[Begin RECORDS FOR PROCESSING]
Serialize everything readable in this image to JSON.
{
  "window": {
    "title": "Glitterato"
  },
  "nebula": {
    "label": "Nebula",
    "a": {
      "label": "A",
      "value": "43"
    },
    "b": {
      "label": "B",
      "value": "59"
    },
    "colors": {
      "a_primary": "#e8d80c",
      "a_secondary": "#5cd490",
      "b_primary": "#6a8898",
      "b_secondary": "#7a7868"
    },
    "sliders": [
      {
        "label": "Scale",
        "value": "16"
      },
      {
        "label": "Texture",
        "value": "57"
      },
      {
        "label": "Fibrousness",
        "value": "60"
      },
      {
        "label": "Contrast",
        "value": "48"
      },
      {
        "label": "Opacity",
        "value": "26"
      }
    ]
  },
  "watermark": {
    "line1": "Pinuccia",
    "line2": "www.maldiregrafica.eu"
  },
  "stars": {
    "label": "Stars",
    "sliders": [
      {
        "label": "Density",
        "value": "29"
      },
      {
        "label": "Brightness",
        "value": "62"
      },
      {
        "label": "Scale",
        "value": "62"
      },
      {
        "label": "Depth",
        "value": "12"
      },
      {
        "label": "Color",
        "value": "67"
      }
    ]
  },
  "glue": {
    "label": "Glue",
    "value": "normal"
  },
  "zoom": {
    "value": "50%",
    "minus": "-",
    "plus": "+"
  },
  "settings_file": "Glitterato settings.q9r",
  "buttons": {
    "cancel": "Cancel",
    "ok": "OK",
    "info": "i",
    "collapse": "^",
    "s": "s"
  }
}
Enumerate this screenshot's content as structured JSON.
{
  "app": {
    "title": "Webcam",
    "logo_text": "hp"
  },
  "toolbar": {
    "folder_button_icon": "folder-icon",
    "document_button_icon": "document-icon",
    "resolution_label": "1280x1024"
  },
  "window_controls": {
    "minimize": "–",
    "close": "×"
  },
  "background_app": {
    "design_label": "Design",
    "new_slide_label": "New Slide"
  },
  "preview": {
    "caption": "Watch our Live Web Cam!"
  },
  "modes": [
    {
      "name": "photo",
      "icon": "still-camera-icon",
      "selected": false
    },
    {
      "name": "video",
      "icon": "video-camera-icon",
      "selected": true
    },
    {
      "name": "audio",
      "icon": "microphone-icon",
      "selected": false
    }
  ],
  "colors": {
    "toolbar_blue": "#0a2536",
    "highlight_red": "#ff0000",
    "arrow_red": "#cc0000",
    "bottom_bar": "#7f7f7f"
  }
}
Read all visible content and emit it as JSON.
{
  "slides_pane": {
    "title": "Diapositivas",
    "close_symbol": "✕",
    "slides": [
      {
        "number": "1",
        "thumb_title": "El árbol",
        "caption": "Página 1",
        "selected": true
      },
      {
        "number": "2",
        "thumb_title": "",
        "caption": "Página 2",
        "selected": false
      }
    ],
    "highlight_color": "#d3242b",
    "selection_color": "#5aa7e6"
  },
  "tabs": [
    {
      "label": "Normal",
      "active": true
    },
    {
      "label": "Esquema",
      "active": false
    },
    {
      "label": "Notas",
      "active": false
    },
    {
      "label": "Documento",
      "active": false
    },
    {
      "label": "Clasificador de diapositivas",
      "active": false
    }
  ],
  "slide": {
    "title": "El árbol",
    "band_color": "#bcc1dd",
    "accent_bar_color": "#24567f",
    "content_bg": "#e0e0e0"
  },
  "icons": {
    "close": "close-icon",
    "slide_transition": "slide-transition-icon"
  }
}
[End RECORDS FOR PROCESSING]
YOUR TASK
Work out how many lines of the listing above include "selected". Answer with the number and nothing more.

SOLUTION FOR THIS PROBLEM
5